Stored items
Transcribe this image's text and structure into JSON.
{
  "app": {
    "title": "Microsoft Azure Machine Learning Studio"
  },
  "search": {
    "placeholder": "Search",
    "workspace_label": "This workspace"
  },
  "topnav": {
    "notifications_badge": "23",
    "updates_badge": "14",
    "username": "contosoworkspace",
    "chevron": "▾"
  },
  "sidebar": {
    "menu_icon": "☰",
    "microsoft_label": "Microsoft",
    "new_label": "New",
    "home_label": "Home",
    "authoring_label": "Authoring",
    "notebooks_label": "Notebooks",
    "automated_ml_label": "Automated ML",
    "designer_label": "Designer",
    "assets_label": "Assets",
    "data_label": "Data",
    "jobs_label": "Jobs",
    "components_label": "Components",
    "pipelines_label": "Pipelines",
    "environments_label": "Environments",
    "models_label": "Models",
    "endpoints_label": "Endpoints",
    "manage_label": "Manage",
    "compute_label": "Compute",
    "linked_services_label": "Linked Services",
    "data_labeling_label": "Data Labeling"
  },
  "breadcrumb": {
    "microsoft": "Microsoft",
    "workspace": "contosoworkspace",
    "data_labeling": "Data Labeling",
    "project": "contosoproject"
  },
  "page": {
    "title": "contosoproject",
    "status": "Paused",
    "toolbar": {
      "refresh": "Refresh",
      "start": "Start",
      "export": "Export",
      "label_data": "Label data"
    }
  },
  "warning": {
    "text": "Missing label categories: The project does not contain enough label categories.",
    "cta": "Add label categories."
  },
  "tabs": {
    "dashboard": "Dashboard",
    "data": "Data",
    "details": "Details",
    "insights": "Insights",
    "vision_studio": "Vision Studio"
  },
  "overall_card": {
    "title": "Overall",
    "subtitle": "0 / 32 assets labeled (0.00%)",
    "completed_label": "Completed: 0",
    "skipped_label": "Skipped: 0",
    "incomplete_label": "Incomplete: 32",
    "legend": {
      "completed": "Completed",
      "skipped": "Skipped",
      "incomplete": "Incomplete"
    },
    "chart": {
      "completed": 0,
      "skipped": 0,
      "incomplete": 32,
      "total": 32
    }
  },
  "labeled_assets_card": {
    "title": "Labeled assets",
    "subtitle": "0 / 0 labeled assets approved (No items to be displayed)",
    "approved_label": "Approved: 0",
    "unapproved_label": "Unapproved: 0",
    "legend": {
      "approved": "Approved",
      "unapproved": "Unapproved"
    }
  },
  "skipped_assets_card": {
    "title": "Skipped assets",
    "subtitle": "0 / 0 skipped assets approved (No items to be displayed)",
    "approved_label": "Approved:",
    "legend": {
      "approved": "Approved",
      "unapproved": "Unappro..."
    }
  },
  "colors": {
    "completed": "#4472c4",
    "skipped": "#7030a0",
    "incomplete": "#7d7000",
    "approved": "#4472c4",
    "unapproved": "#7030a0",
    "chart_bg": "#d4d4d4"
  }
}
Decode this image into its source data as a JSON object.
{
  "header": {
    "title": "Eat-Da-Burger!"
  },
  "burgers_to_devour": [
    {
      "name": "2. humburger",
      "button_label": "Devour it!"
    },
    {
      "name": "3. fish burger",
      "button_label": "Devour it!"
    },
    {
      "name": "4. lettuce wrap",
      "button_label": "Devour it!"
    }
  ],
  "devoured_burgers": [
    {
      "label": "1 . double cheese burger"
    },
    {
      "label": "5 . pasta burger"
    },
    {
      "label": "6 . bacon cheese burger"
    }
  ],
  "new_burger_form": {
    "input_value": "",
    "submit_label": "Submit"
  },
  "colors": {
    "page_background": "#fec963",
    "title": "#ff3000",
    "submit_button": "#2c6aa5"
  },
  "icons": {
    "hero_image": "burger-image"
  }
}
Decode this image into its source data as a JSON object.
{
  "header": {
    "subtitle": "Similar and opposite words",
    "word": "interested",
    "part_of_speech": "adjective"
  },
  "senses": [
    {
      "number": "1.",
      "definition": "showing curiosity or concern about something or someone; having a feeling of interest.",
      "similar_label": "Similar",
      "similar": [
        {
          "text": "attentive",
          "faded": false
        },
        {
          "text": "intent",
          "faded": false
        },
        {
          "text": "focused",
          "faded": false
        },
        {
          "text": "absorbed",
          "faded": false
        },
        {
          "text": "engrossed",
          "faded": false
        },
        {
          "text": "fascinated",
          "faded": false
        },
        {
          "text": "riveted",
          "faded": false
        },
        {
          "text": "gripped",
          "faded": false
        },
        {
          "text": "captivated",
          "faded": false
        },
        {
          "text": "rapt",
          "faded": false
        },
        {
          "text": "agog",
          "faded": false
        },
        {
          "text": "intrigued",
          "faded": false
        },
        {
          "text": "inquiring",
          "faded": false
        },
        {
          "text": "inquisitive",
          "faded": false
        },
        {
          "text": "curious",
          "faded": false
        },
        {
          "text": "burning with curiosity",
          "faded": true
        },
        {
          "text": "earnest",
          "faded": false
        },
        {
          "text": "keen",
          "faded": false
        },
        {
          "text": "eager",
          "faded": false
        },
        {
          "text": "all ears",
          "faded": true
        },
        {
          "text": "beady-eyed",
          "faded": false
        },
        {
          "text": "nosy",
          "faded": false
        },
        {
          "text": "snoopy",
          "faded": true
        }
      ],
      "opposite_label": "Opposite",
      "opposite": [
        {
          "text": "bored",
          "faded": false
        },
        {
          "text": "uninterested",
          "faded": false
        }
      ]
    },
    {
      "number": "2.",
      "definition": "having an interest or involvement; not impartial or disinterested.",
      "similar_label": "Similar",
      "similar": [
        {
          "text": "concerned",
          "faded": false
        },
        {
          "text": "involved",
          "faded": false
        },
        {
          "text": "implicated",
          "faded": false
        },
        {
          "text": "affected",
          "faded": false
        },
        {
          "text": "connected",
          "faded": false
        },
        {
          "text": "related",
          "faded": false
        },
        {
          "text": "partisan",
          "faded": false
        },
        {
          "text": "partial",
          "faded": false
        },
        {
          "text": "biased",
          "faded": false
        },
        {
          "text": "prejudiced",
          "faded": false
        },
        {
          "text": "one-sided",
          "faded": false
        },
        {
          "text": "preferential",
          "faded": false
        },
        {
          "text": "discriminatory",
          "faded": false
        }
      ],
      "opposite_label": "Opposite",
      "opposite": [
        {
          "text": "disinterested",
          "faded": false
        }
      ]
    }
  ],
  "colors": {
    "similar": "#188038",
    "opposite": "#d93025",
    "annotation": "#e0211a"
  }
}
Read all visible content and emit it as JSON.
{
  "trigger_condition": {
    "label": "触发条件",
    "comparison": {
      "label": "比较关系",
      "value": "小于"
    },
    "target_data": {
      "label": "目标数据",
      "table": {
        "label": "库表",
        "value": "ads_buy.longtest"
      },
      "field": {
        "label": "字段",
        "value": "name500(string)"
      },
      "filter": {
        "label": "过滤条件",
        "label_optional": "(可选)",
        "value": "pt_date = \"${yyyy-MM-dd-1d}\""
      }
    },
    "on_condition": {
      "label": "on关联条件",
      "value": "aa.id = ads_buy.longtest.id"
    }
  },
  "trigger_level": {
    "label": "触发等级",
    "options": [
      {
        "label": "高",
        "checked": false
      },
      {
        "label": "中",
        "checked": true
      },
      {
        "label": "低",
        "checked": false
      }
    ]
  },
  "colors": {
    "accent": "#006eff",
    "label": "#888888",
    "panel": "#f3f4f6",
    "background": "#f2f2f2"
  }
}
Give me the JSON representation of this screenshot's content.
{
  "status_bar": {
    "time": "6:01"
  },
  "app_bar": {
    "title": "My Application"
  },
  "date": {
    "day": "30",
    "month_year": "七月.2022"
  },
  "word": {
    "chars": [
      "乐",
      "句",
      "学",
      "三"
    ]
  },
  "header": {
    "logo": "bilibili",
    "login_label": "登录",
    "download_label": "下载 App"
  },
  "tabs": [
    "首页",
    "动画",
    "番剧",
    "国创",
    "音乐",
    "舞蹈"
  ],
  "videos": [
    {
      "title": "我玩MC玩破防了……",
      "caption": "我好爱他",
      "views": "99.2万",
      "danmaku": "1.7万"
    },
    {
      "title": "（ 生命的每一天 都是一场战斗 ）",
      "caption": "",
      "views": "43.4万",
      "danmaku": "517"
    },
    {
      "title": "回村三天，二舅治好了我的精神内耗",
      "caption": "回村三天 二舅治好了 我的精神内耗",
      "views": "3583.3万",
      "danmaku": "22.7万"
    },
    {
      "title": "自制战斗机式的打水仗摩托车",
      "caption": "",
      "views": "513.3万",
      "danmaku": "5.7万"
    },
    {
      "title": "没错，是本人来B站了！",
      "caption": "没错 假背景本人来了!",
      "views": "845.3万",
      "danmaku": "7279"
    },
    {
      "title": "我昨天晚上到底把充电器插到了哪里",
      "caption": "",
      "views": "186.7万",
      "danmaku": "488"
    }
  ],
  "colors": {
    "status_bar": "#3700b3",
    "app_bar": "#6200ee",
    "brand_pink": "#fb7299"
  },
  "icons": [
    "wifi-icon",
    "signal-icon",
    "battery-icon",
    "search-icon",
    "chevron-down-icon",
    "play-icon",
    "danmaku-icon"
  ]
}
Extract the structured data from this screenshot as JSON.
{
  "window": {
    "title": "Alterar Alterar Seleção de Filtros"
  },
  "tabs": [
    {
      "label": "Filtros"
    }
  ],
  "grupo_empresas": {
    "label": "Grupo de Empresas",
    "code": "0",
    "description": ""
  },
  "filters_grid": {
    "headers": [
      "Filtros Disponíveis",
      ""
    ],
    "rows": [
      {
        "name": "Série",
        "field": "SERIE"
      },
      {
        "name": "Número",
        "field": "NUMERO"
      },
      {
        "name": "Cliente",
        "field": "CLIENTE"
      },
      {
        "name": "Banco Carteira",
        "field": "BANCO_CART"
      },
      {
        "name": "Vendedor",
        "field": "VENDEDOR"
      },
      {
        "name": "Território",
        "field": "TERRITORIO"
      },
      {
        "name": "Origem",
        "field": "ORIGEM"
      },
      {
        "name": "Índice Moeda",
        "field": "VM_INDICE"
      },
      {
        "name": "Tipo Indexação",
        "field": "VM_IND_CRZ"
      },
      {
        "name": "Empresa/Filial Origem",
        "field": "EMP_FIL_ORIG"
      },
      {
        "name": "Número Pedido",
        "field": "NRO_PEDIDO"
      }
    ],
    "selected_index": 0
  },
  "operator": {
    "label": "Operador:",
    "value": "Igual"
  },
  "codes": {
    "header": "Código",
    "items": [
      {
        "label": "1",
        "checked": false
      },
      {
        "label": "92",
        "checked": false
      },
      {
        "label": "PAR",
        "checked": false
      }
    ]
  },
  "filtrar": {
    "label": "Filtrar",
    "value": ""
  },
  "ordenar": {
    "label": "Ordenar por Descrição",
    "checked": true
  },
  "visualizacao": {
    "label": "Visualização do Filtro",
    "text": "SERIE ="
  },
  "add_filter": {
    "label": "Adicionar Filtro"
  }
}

#### [Required work]
Report how many lines in the data contain the word "subtitle", with no words besides the number.

#### [Complete answer]
4